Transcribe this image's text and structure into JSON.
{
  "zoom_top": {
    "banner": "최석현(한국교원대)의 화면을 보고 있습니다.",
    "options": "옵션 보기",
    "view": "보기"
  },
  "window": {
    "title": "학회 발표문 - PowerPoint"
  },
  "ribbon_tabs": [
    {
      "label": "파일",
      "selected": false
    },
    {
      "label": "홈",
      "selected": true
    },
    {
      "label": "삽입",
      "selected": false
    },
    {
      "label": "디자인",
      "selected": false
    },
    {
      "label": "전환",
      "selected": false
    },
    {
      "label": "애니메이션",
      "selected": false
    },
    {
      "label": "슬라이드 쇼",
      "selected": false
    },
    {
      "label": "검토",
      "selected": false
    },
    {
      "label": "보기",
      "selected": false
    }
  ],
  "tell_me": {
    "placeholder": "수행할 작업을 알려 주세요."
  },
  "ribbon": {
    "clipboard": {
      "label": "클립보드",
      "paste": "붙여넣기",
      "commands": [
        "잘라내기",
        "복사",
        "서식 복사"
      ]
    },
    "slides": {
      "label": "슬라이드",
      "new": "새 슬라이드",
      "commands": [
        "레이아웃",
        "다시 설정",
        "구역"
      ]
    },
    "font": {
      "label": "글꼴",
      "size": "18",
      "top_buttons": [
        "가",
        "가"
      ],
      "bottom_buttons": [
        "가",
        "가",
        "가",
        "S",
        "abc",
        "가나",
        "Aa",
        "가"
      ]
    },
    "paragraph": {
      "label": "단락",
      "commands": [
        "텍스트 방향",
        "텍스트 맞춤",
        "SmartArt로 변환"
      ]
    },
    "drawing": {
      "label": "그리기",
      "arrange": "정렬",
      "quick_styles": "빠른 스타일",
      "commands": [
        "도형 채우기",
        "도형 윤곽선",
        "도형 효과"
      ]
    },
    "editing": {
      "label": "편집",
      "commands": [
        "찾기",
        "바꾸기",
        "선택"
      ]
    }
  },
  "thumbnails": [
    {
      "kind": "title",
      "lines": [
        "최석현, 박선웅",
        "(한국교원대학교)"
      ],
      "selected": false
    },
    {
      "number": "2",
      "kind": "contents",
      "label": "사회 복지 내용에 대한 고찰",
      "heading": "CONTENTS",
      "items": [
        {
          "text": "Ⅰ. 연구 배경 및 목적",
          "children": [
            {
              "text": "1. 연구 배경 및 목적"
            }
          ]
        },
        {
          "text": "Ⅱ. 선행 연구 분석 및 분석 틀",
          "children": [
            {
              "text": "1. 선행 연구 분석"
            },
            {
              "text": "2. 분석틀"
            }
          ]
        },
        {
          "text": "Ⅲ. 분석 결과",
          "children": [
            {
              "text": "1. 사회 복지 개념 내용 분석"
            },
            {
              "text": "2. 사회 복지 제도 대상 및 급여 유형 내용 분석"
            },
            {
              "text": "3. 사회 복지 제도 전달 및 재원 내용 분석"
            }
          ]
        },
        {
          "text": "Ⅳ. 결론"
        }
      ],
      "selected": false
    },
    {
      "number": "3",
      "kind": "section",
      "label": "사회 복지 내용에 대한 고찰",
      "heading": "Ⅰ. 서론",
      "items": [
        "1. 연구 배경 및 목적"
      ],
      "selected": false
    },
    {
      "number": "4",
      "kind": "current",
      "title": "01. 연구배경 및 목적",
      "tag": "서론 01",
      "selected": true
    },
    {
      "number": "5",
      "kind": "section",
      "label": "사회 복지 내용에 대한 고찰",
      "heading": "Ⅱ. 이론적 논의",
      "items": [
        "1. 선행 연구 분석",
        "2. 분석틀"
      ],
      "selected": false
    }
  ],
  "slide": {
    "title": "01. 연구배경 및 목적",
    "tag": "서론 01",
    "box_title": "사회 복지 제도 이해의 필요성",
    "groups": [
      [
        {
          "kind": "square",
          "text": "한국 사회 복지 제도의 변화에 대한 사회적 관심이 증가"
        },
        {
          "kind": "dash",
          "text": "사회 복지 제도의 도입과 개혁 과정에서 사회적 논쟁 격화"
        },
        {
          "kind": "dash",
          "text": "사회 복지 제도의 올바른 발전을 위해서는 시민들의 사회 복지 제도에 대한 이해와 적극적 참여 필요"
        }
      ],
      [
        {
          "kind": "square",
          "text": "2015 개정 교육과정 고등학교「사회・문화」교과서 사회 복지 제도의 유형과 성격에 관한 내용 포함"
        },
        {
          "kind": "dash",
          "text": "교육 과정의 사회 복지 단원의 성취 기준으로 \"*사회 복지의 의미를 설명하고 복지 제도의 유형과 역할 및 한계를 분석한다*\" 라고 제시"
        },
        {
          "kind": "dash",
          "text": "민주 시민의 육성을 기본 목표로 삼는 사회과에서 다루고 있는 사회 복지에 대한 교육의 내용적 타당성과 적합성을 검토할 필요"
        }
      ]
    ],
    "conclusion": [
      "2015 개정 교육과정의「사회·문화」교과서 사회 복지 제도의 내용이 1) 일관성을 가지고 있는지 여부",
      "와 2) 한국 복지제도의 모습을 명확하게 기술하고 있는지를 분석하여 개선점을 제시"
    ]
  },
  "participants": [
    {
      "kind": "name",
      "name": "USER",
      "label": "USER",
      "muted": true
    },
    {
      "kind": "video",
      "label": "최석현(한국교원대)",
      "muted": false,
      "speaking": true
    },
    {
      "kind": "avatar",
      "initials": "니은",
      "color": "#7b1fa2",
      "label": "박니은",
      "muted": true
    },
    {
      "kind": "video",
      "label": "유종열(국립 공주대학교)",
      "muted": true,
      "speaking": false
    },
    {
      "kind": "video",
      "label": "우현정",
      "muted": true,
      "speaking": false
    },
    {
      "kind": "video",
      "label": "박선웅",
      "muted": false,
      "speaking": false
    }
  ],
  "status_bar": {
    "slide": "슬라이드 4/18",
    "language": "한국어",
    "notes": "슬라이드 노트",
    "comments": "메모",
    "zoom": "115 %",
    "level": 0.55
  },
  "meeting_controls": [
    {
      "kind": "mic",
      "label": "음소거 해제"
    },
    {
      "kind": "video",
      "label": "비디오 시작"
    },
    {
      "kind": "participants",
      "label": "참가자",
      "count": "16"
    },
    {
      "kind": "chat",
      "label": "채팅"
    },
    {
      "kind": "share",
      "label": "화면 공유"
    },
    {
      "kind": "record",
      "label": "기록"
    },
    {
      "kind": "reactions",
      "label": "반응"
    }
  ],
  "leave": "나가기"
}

^^^^^^^^

> _Exercise_
Set down the listing above in full, please, exactly as it appears.

> _The solution_
Transcribe this image's text and structure into JSON.
{
  "zoom_top": {
    "banner": "최석현(한국교원대)의 화면을 보고 있습니다.",
    "options": "옵션 보기",
    "view": "보기"
  },
  "window": {
    "title": "학회 발표문 - PowerPoint"
  },
  "ribbon_tabs": [
    {
      "label": "파일",
      "selected": false
    },
    {
      "label": "홈",
      "selected": true
    },
    {
      "label": "삽입",
      "selected": false
    },
    {
      "label": "디자인",
      "selected": false
    },
    {
      "label": "전환",
      "selected": false
    },
    {
      "label": "애니메이션",
      "selected": false
    },
    {
      "label": "슬라이드 쇼",
      "selected": false
    },
    {
      "label": "검토",
      "selected": false
    },
    {
      "label": "보기",
      "selected": false
    }
  ],
  "tell_me": {
    "placeholder": "수행할 작업을 알려 주세요."
  },
  "ribbon": {
    "clipboard": {
      "label": "클립보드",
      "paste": "붙여넣기",
      "commands": [
        "잘라내기",
        "복사",
        "서식 복사"
      ]
    },
    "slides": {
      "label": "슬라이드",
      "new": "새 슬라이드",
      "commands": [
        "레이아웃",
        "다시 설정",
        "구역"
      ]
    },
    "font": {
      "label": "글꼴",
      "size": "18",
      "top_buttons": [
        "가",
        "가"
      ],
      "bottom_buttons": [
        "가",
        "가",
        "가",
        "S",
        "abc",
        "가나",
        "Aa",
        "가"
      ]
    },
    "paragraph": {
      "label": "단락",
      "commands": [
        "텍스트 방향",
        "텍스트 맞춤",
        "SmartArt로 변환"
      ]
    },
    "drawing": {
      "label": "그리기",
      "arrange": "정렬",
      "quick_styles": "빠른 스타일",
      "commands": [
        "도형 채우기",
        "도형 윤곽선",
        "도형 효과"
      ]
    },
    "editing": {
      "label": "편집",
      "commands": [
        "찾기",
        "바꾸기",
        "선택"
      ]
    }
  },
  "thumbnails": [
    {
      "kind": "title",
      "lines": [
        "최석현, 박선웅",
        "(한국교원대학교)"
      ],
      "selected": false
    },
    {
      "number": "2",
      "kind": "contents",
      "label": "사회 복지 내용에 대한 고찰",
      "heading": "CONTENTS",
      "items": [
        {
          "text": "Ⅰ. 연구 배경 및 목적",
          "children": [
            {
              "text": "1. 연구 배경 및 목적"
            }
          ]
        },
        {
          "text": "Ⅱ. 선행 연구 분석 및 분석 틀",
          "children": [
            {
              "text": "1. 선행 연구 분석"
            },
            {
              "text": "2. 분석틀"
            }
          ]
        },
        {
          "text": "Ⅲ. 분석 결과",
          "children": [
            {
              "text": "1. 사회 복지 개념 내용 분석"
            },
            {
              "text": "2. 사회 복지 제도 대상 및 급여 유형 내용 분석"
            },
            {
              "text": "3. 사회 복지 제도 전달 및 재원 내용 분석"
            }
          ]
        },
        {
          "text": "Ⅳ. 결론"
        }
      ],
      "selected": false
    },
    {
      "number": "3",
      "kind": "section",
      "label": "사회 복지 내용에 대한 고찰",
      "heading": "Ⅰ. 서론",
      "items": [
        "1. 연구 배경 및 목적"
      ],
      "selected": false
    },
    {
      "number": "4",
      "kind": "current",
      "title": "01. 연구배경 및 목적",
      "tag": "서론 01",
      "selected": true
    },
    {
      "number": "5",
      "kind": "section",
      "label": "사회 복지 내용에 대한 고찰",
      "heading": "Ⅱ. 이론적 논의",
      "items": [
        "1. 선행 연구 분석",
        "2. 분석틀"
      ],
      "selected": false
    }
  ],
  "slide": {
    "title": "01. 연구배경 및 목적",
    "tag": "서론 01",
    "box_title": "사회 복지 제도 이해의 필요성",
    "groups": [
      [
        {
          "kind": "square",
          "text": "한국 사회 복지 제도의 변화에 대한 사회적 관심이 증가"
        },
        {
          "kind": "dash",
          "text": "사회 복지 제도의 도입과 개혁 과정에서 사회적 논쟁 격화"
        },
        {
          "kind": "dash",
          "text": "사회 복지 제도의 올바른 발전을 위해서는 시민들의 사회 복지 제도에 대한 이해와 적극적 참여 필요"
        }
      ],
      [
        {
          "kind": "square",
          "text": "2015 개정 교육과정 고등학교「사회・문화」교과서 사회 복지 제도의 유형과 성격에 관한 내용 포함"
        },
        {
          "kind": "dash",
          "text": "교육 과정의 사회 복지 단원의 성취 기준으로 \"*사회 복지의 의미를 설명하고 복지 제도의 유형과 역할 및 한계를 분석한다*\" 라고 제시"
        },
        {
          "kind": "dash",
          "text": "민주 시민의 육성을 기본 목표로 삼는 사회과에서 다루고 있는 사회 복지에 대한 교육의 내용적 타당성과 적합성을 검토할 필요"
        }
      ]
    ],
    "conclusion": [
      "2015 개정 교육과정의「사회·문화」교과서 사회 복지 제도의 내용이 1) 일관성을 가지고 있는지 여부",
      "와 2) 한국 복지제도의 모습을 명확하게 기술하고 있는지를 분석하여 개선점을 제시"
    ]
  },
  "participants": [
    {
      "kind": "name",
      "name": "USER",
      "label": "USER",
      "muted": true
    },
    {
      "kind": "video",
      "label": "최석현(한국교원대)",
      "muted": false,
      "speaking": true
    },
    {
      "kind": "avatar",
      "initials": "니은",
      "color": "#7b1fa2",
      "label": "박니은",
      "muted": true
    },
    {
      "kind": "video",
      "label": "유종열(국립 공주대학교)",
      "muted": true,
      "speaking": false
    },
    {
      "kind": "video",
      "label": "우현정",
      "muted": true,
      "speaking": false
    },
    {
      "kind": "video",
      "label": "박선웅",
      "muted": false,
      "speaking": false
    }
  ],
  "status_bar": {
    "slide": "슬라이드 4/18",
    "language": "한국어",
    "notes": "슬라이드 노트",
    "comments": "메모",
    "zoom": "115 %",
    "level": 0.55
  },
  "meeting_controls": [
    {
      "kind": "mic",
      "label": "음소거 해제"
    },
    {
      "kind": "video",
      "label": "비디오 시작"
    },
    {
      "kind": "participants",
      "label": "참가자",
      "count": "16"
    },
    {
      "kind": "chat",
      "label": "채팅"
    },
    {
      "kind": "share",
      "label": "화면 공유"
    },
    {
      "kind": "record",
      "label": "기록"
    },
    {
      "kind": "reactions",
      "label": "반응"
    }
  ],
  "leave": "나가기"
}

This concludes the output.